**TO BE DONE**
Restate all of the data exactly.

**RAW RECORDS**
--------------------------------

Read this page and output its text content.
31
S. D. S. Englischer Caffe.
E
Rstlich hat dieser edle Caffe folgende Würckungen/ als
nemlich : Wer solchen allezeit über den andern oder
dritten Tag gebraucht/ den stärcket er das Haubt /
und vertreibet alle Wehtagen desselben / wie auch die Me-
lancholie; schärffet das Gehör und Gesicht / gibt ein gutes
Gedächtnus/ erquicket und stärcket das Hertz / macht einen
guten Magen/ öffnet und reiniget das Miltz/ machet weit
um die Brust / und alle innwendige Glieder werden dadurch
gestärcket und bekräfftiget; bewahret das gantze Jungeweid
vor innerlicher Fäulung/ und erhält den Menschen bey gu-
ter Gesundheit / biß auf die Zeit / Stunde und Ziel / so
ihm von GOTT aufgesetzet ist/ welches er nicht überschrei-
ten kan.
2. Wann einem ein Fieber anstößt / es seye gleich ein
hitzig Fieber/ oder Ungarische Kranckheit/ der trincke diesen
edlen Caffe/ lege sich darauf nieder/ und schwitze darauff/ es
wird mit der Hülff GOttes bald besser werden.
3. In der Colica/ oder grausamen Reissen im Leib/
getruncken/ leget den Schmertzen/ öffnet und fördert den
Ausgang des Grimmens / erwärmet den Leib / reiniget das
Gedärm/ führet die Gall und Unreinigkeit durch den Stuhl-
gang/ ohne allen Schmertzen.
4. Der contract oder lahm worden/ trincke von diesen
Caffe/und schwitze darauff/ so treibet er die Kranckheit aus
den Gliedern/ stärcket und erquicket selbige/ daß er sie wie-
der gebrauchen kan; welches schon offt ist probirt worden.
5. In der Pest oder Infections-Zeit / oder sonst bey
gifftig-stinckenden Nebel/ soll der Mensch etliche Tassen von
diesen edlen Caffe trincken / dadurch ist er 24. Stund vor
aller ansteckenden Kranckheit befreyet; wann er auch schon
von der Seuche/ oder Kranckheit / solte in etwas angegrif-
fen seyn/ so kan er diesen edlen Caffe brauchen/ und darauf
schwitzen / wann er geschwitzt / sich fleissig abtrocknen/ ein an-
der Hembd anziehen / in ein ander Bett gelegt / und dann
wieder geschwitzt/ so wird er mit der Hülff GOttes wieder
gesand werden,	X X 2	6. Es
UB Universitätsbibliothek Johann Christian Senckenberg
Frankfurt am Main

--------------------------------

**RESPONSE TO THE TASK**
Read this page and output its text content.
31
S. D. S. Englischer Caffe.
E
Rstlich hat dieser edle Caffe folgende Würckungen/ als
nemlich : Wer solchen allezeit über den andern oder
dritten Tag gebraucht/ den stärcket er das Haubt /
und vertreibet alle Wehtagen desselben / wie auch die Me-
lancholie; schärffet das Gehör und Gesicht / gibt ein gutes
Gedächtnus/ erquicket und stärcket das Hertz / macht einen
guten Magen/ öffnet und reiniget das Miltz/ machet weit
um die Brust / und alle innwendige Glieder werden dadurch
gestärcket und bekräfftiget; bewahret das gantze Jungeweid
vor innerlicher Fäulung/ und erhält den Menschen bey gu-
ter Gesundheit / biß auf die Zeit / Stunde und Ziel / so
ihm von GOTT aufgesetzet ist/ welches er nicht überschrei-
ten kan.
2. Wann einem ein Fieber anstößt / es seye gleich ein
hitzig Fieber/ oder Ungarische Kranckheit/ der trincke diesen
edlen Caffe/ lege sich darauf nieder/ und schwitze darauff/ es
wird mit der Hülff GOttes bald besser werden.
3. In der Colica/ oder grausamen Reissen im Leib/
getruncken/ leget den Schmertzen/ öffnet und fördert den
Ausgang des Grimmens / erwärmet den Leib / reiniget das
Gedärm/ führet die Gall und Unreinigkeit durch den Stuhl-
gang/ ohne allen Schmertzen.
4. Der contract oder lahm worden/ trincke von diesen
Caffe/und schwitze darauff/ so treibet er die Kranckheit aus
den Gliedern/ stärcket und erquicket selbige/ daß er sie wie-
der gebrauchen kan; welches schon offt ist probirt worden.
5. In der Pest oder Infections-Zeit / oder sonst bey
gifftig-stinckenden Nebel/ soll der Mensch etliche Tassen von
diesen edlen Caffe trincken / dadurch ist er 24. Stund vor
aller ansteckenden Kranckheit befreyet; wann er auch schon
von der Seuche/ oder Kranckheit / solte in etwas angegrif-
fen seyn/ so kan er diesen edlen Caffe brauchen/ und darauf
schwitzen / wann er geschwitzt / sich fleissig abtrocknen/ ein an-
der Hembd anziehen / in ein ander Bett gelegt / und dann
wieder geschwitzt/ so wird er mit der Hülff GOttes wieder
gesand werden,	X X 2	6. Es
UB Universitätsbibliothek Johann Christian Senckenberg
Frankfurt am Main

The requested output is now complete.